Copy every entry exactly as given, minus the images.

------ EXERCISE INPUT ------

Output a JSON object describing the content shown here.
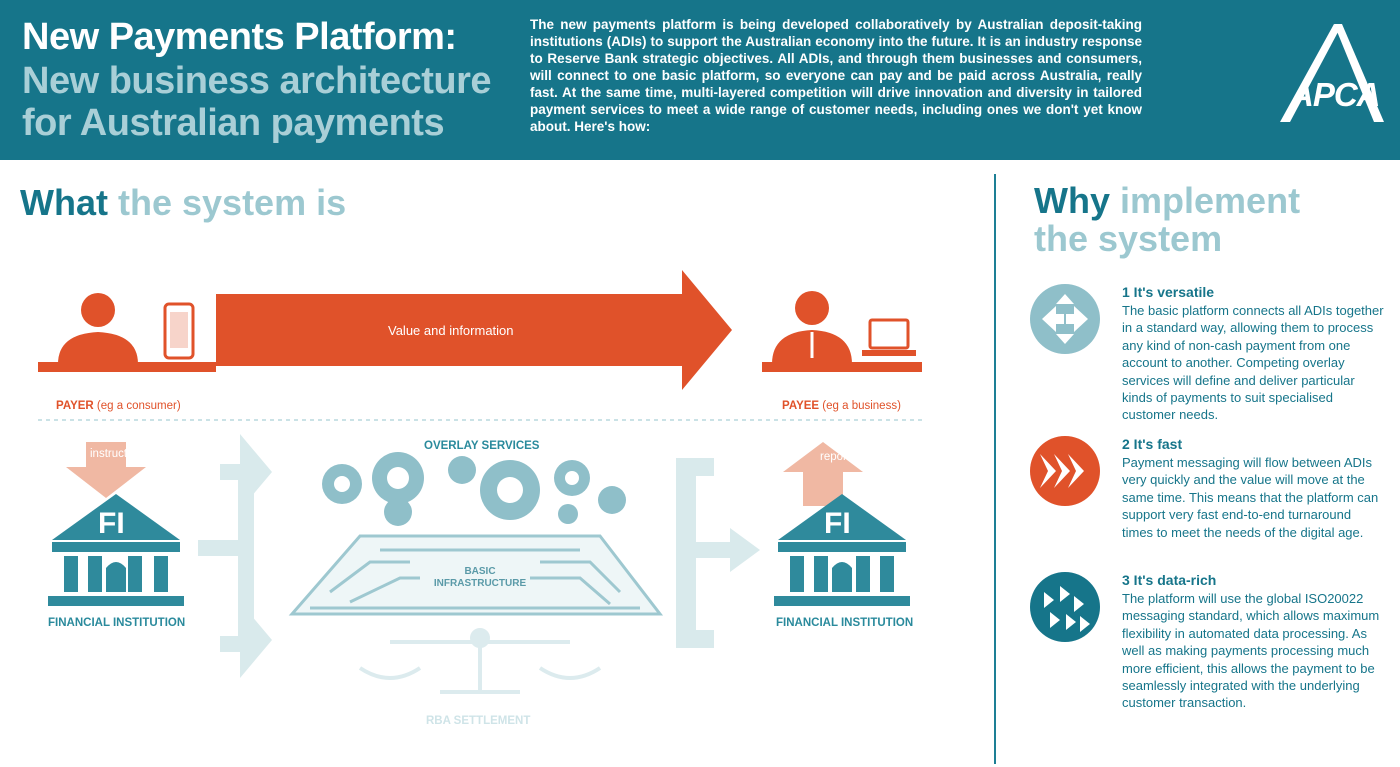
{
  "header": {
    "title_line1": "New Payments Platform:",
    "title_line2": "New business architecture",
    "title_line3": "for Australian payments",
    "intro": "The new payments platform is being developed collaboratively by Australian deposit-taking institutions (ADIs) to support the Australian economy into the future. It is an industry response to Reserve Bank strategic objectives. All ADIs, and through them businesses and consumers, will connect to one basic platform, so everyone can pay and be paid across Australia, really fast. At the same time, multi-layered competition will drive innovation and diversity in tailored payment services to meet a wide range of customer needs, including ones we don't yet know about. Here's how:",
    "logo_text": "APCA"
  },
  "what": {
    "heading_bold": "What",
    "heading_light": "the system is"
  },
  "diagram": {
    "arrow_label": "Value and information",
    "payer_bold": "PAYER",
    "payer_rest": "(eg a consumer)",
    "payee_bold": "PAYEE",
    "payee_rest": "(eg a business)",
    "instructs": "instructs",
    "reports": "reports",
    "fi": "FI",
    "fi_label_left": "FINANCIAL INSTITUTION",
    "fi_label_right": "FINANCIAL INSTITUTION",
    "overlay": "OVERLAY SERVICES",
    "infra_line1": "BASIC",
    "infra_line2": "INFRASTRUCTURE",
    "rba": "RBA SETTLEMENT"
  },
  "why": {
    "heading_bold": "Why",
    "heading_light1": "implement",
    "heading_light2": "the system",
    "reasons": [
      {
        "title": "1 It's versatile",
        "text": "The basic platform connects all ADIs together in a standard way, allowing them to process any kind of non-cash payment from one account to another. Competing overlay services will define and deliver particular kinds of payments to suit specialised customer needs.",
        "icon": "arrows-converge-icon"
      },
      {
        "title": "2 It's fast",
        "text": "Payment messaging will flow between ADIs very quickly and the value will move at the same time. This means that the platform can support very fast end-to-end turnaround times to meet the needs of the digital age.",
        "icon": "fast-forward-icon"
      },
      {
        "title": "3 It's data-rich",
        "text": "The platform will use the global ISO20022 messaging standard, which allows maximum flexibility in automated data processing. As well as making payments processing much more efficient, this allows the payment to be seamlessly integrated with the underlying customer transaction.",
        "icon": "data-arrows-icon"
      }
    ]
  },
  "colors": {
    "teal": "#16758a",
    "light_teal": "#9cc8d0",
    "orange": "#e0522a",
    "pale_teal": "#d7e9ec"
  }
}
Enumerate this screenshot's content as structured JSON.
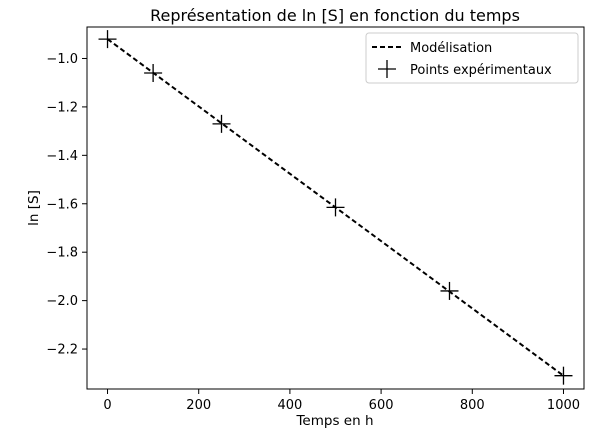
{
  "chart_data": {
    "type": "line",
    "title": "Représentation de ln [S] en fonction du temps",
    "xlabel": "Temps en h",
    "ylabel": "ln [S]",
    "xlim": [
      -45,
      1045
    ],
    "ylim": [
      -2.365,
      -0.87
    ],
    "xticks": [
      0,
      200,
      400,
      600,
      800,
      1000
    ],
    "yticks": [
      -1.0,
      -1.2,
      -1.4,
      -1.6,
      -1.8,
      -2.0,
      -2.2
    ],
    "xtick_labels": [
      "0",
      "200",
      "400",
      "600",
      "800",
      "1000"
    ],
    "ytick_labels": [
      "−1.0",
      "−1.2",
      "−1.4",
      "−1.6",
      "−1.8",
      "−2.0",
      "−2.2"
    ],
    "grid": false,
    "legend_position": "top-right",
    "series": [
      {
        "name": "Modélisation",
        "style": "dashed-line",
        "color": "#000000",
        "x": [
          0,
          1000
        ],
        "y": [
          -0.92,
          -2.31
        ]
      },
      {
        "name": "Points expérimentaux",
        "style": "plus-markers",
        "color": "#000000",
        "x": [
          0,
          100,
          250,
          500,
          750,
          1000
        ],
        "y": [
          -0.92,
          -1.06,
          -1.27,
          -1.615,
          -1.96,
          -2.31
        ]
      }
    ]
  }
}
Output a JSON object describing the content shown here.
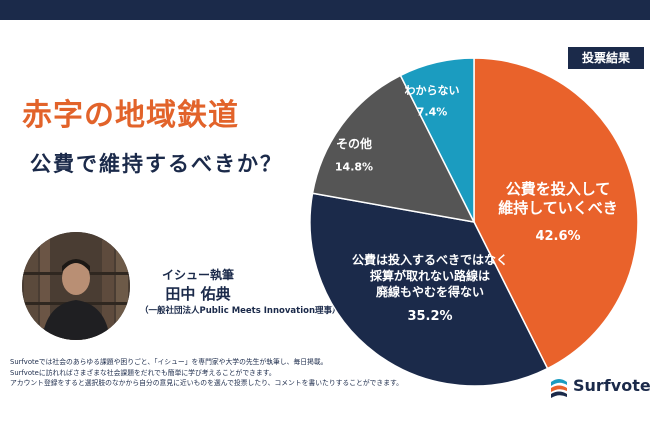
{
  "header": {
    "title": "赤字の地域鉄道",
    "subtitle": "公費で維持するべきか？",
    "badge": "投票結果"
  },
  "author": {
    "label": "イシュー執筆",
    "name": "田中 佑典",
    "affiliation": "（一般社団法人Public Meets Innovation理事）"
  },
  "chart_data": {
    "type": "pie",
    "slices": [
      {
        "label_lines": [
          "公費を投入して",
          "維持していくべき"
        ],
        "value": 42.6,
        "value_label": "42.6%",
        "color": "#e9622b"
      },
      {
        "label_lines": [
          "公費は投入するべきではなく",
          "採算が取れない路線は",
          "廃線もやむを得ない"
        ],
        "value": 35.2,
        "value_label": "35.2%",
        "color": "#1b2a4a"
      },
      {
        "label_lines": [
          "その他"
        ],
        "value": 14.8,
        "value_label": "14.8%",
        "color": "#555555"
      },
      {
        "label_lines": [
          "わからない"
        ],
        "value": 7.4,
        "value_label": "7.4%",
        "color": "#1b9cc0"
      }
    ],
    "start": "12 o'clock",
    "direction": "clockwise"
  },
  "footer": {
    "lines": [
      "Surfvoteでは社会のあらゆる課題や困りごと、「イシュー」を専門家や大学の先生が執筆し、毎日掲載。",
      "Surfvoteに訪れればさまざまな社会課題をだれでも簡単に学び考えることができます。",
      "アカウント登録をすると選択肢のなかから自分の意見に近いものを選んで投票したり、コメントを書いたりすることができます。"
    ]
  },
  "brand": {
    "name": "Surfvote"
  }
}
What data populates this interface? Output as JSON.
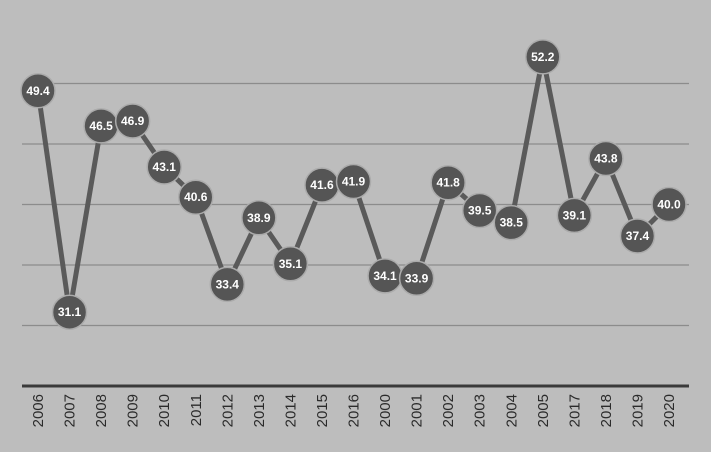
{
  "chart_data": {
    "type": "line",
    "categories": [
      "2006",
      "2007",
      "2008",
      "2009",
      "2010",
      "2011",
      "2012",
      "2013",
      "2014",
      "2015",
      "2016",
      "2000",
      "2001",
      "2002",
      "2003",
      "2004",
      "2005",
      "2017",
      "2018",
      "2019",
      "2020"
    ],
    "series": [
      {
        "values": [
          49.4,
          31.1,
          46.5,
          46.9,
          43.1,
          40.6,
          33.4,
          38.9,
          35.1,
          41.6,
          41.9,
          34.1,
          33.9,
          41.8,
          39.5,
          38.5,
          52.2,
          39.1,
          43.8,
          37.4,
          40.0
        ],
        "labels": [
          "49.4",
          "31.1",
          "46.5",
          "46.9",
          "43.1",
          "40.6",
          "33.4",
          "38.9",
          "35.1",
          "41.6",
          "41.9",
          "34.1",
          "33.9",
          "41.8",
          "39.5",
          "38.5",
          "52.2",
          "39.1",
          "43.8",
          "37.4",
          "40.0"
        ]
      }
    ],
    "ylim": [
      25,
      55
    ],
    "gridlines": [
      30,
      35,
      40,
      45,
      50
    ],
    "grid": true,
    "legend": "none",
    "x_tick_rotation": "vertical",
    "data_labels": "inside-markers",
    "colors": {
      "background": "#bdbdbd",
      "line": "#5a5a5a",
      "marker": "#555555",
      "marker_border": "#ababab",
      "label": "#ffffff",
      "grid": "#8c8c8c",
      "axis": "#3a3a3a",
      "tick_text": "#2b2b2b"
    }
  }
}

------

SOLUTION TO THIS PROBLEM -
Output a JSON object describing the content shown here.
{
  "header": {
    "title_line1": "New Payments Platform:",
    "title_line2": "New business architecture",
    "title_line3": "for Australian payments",
    "intro": "The new payments platform is being developed collaboratively by Australian deposit-taking institutions (ADIs) to support the Australian economy into the future. It is an industry response to Reserve Bank strategic objectives. All ADIs, and through them businesses and consumers, will connect to one basic platform, so everyone can pay and be paid across Australia, really fast. At the same time, multi-layered competition will drive innovation and diversity in tailored payment services to meet a wide range of customer needs, including ones we don't yet know about. Here's how:",
    "logo_text": "APCA"
  },
  "what": {
    "heading_bold": "What",
    "heading_light": "the system is"
  },
  "diagram": {
    "arrow_label": "Value and information",
    "payer_bold": "PAYER",
    "payer_rest": "(eg a consumer)",
    "payee_bold": "PAYEE",
    "payee_rest": "(eg a business)",
    "instructs": "instructs",
    "reports": "reports",
    "fi": "FI",
    "fi_label_left": "FINANCIAL INSTITUTION",
    "fi_label_right": "FINANCIAL INSTITUTION",
    "overlay": "OVERLAY SERVICES",
    "infra_line1": "BASIC",
    "infra_line2": "INFRASTRUCTURE",
    "rba": "RBA SETTLEMENT"
  },
  "why": {
    "heading_bold": "Why",
    "heading_light1": "implement",
    "heading_light2": "the system",
    "reasons": [
      {
        "title": "1 It's versatile",
        "text": "The basic platform connects all ADIs together in a standard way, allowing them to process any kind of non-cash payment from one account to another. Competing overlay services will define and deliver particular kinds of payments to suit specialised customer needs.",
        "icon": "arrows-converge-icon"
      },
      {
        "title": "2 It's fast",
        "text": "Payment messaging will flow between ADIs very quickly and the value will move at the same time. This means that the platform can support very fast end-to-end turnaround times to meet the needs of the digital age.",
        "icon": "fast-forward-icon"
      },
      {
        "title": "3 It's data-rich",
        "text": "The platform will use the global ISO20022 messaging standard, which allows maximum flexibility in automated data processing. As well as making payments processing much more efficient, this allows the payment to be seamlessly integrated with the underlying customer transaction.",
        "icon": "data-arrows-icon"
      }
    ]
  },
  "colors": {
    "teal": "#16758a",
    "light_teal": "#9cc8d0",
    "orange": "#e0522a",
    "pale_teal": "#d7e9ec"
  }
}
Enumerate this screenshot's content as structured JSON.
{
  "chart_data": {
    "type": "line",
    "title": "Représentation de ln [S] en fonction du temps",
    "xlabel": "Temps en h",
    "ylabel": "ln [S]",
    "xlim": [
      -45,
      1045
    ],
    "ylim": [
      -2.365,
      -0.87
    ],
    "xticks": [
      0,
      200,
      400,
      600,
      800,
      1000
    ],
    "yticks": [
      -1.0,
      -1.2,
      -1.4,
      -1.6,
      -1.8,
      -2.0,
      -2.2
    ],
    "xtick_labels": [
      "0",
      "200",
      "400",
      "600",
      "800",
      "1000"
    ],
    "ytick_labels": [
      "−1.0",
      "−1.2",
      "−1.4",
      "−1.6",
      "−1.8",
      "−2.0",
      "−2.2"
    ],
    "grid": false,
    "legend_position": "top-right",
    "series": [
      {
        "name": "Modélisation",
        "style": "dashed-line",
        "color": "#000000",
        "x": [
          0,
          1000
        ],
        "y": [
          -0.92,
          -2.31
        ]
      },
      {
        "name": "Points expérimentaux",
        "style": "plus-markers",
        "color": "#000000",
        "x": [
          0,
          100,
          250,
          500,
          750,
          1000
        ],
        "y": [
          -0.92,
          -1.06,
          -1.27,
          -1.615,
          -1.96,
          -2.31
        ]
      }
    ]
  }
}
Output a JSON object describing the content shown here.
{
  "header": {
    "title": "赤字の地域鉄道",
    "subtitle": "公費で維持するべきか？",
    "badge": "投票結果"
  },
  "author": {
    "label": "イシュー執筆",
    "name": "田中 佑典",
    "affiliation": "（一般社団法人Public Meets Innovation理事）"
  },
  "chart_data": {
    "type": "pie",
    "slices": [
      {
        "label_lines": [
          "公費を投入して",
          "維持していくべき"
        ],
        "value": 42.6,
        "value_label": "42.6%",
        "color": "#e9622b"
      },
      {
        "label_lines": [
          "公費は投入するべきではなく",
          "採算が取れない路線は",
          "廃線もやむを得ない"
        ],
        "value": 35.2,
        "value_label": "35.2%",
        "color": "#1b2a4a"
      },
      {
        "label_lines": [
          "その他"
        ],
        "value": 14.8,
        "value_label": "14.8%",
        "color": "#555555"
      },
      {
        "label_lines": [
          "わからない"
        ],
        "value": 7.4,
        "value_label": "7.4%",
        "color": "#1b9cc0"
      }
    ],
    "start": "12 o'clock",
    "direction": "clockwise"
  },
  "footer": {
    "lines": [
      "Surfvoteでは社会のあらゆる課題や困りごと、「イシュー」を専門家や大学の先生が執筆し、毎日掲載。",
      "Surfvoteに訪れればさまざまな社会課題をだれでも簡単に学び考えることができます。",
      "アカウント登録をすると選択肢のなかから自分の意見に近いものを選んで投票したり、コメントを書いたりすることができます。"
    ]
  },
  "brand": {
    "name": "Surfvote"
  }
}
What data populates this interface? Output as JSON.
{
  "chart_data": {
    "type": "line",
    "categories": [
      "2006",
      "2007",
      "2008",
      "2009",
      "2010",
      "2011",
      "2012",
      "2013",
      "2014",
      "2015",
      "2016",
      "2000",
      "2001",
      "2002",
      "2003",
      "2004",
      "2005",
      "2017",
      "2018",
      "2019",
      "2020"
    ],
    "series": [
      {
        "values": [
          49.4,
          31.1,
          46.5,
          46.9,
          43.1,
          40.6,
          33.4,
          38.9,
          35.1,
          41.6,
          41.9,
          34.1,
          33.9,
          41.8,
          39.5,
          38.5,
          52.2,
          39.1,
          43.8,
          37.4,
          40.0
        ],
        "labels": [
          "49.4",
          "31.1",
          "46.5",
          "46.9",
          "43.1",
          "40.6",
          "33.4",
          "38.9",
          "35.1",
          "41.6",
          "41.9",
          "34.1",
          "33.9",
          "41.8",
          "39.5",
          "38.5",
          "52.2",
          "39.1",
          "43.8",
          "37.4",
          "40.0"
        ]
      }
    ],
    "ylim": [
      25,
      55
    ],
    "gridlines": [
      30,
      35,
      40,
      45,
      50
    ],
    "grid": true,
    "legend": "none",
    "x_tick_rotation": "vertical",
    "data_labels": "inside-markers",
    "colors": {
      "background": "#bdbdbd",
      "line": "#5a5a5a",
      "marker": "#555555",
      "marker_border": "#ababab",
      "label": "#ffffff",
      "grid": "#8c8c8c",
      "axis": "#3a3a3a",
      "tick_text": "#2b2b2b"
    }
  }
}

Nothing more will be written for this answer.